THE DATA:
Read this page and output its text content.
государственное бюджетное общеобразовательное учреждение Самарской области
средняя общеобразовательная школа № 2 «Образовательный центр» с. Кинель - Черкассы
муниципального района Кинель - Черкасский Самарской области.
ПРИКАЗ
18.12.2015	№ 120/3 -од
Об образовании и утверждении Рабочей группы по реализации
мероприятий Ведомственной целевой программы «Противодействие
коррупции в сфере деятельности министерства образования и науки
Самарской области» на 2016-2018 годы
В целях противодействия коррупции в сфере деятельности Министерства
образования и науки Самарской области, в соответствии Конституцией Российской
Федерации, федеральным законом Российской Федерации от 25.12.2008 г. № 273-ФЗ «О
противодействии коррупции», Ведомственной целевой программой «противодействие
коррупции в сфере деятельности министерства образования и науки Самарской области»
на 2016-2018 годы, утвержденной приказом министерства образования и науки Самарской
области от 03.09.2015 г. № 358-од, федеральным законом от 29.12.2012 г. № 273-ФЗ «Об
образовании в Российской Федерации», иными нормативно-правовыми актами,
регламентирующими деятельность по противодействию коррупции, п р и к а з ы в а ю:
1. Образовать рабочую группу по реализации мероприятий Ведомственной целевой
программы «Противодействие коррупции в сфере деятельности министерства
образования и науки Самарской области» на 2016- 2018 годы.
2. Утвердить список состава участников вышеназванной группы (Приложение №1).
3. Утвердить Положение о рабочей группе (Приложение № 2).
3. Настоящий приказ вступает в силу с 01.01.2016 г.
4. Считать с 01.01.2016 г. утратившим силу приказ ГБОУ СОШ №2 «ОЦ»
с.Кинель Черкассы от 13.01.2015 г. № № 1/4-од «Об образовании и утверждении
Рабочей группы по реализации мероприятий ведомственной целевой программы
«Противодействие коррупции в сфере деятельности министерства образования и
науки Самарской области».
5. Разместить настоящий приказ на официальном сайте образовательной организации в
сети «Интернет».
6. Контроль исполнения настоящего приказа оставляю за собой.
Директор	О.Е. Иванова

EXERCISE AIM:
Copy every line from the entries that contains the word "Федерации".

OUTPUT BELOW:
Федерации, федеральным законом Российской Федерации от 25.12.2008 г. № 273-ФЗ «О
образовании в Российской Федерации», иными нормативно-правовыми актами,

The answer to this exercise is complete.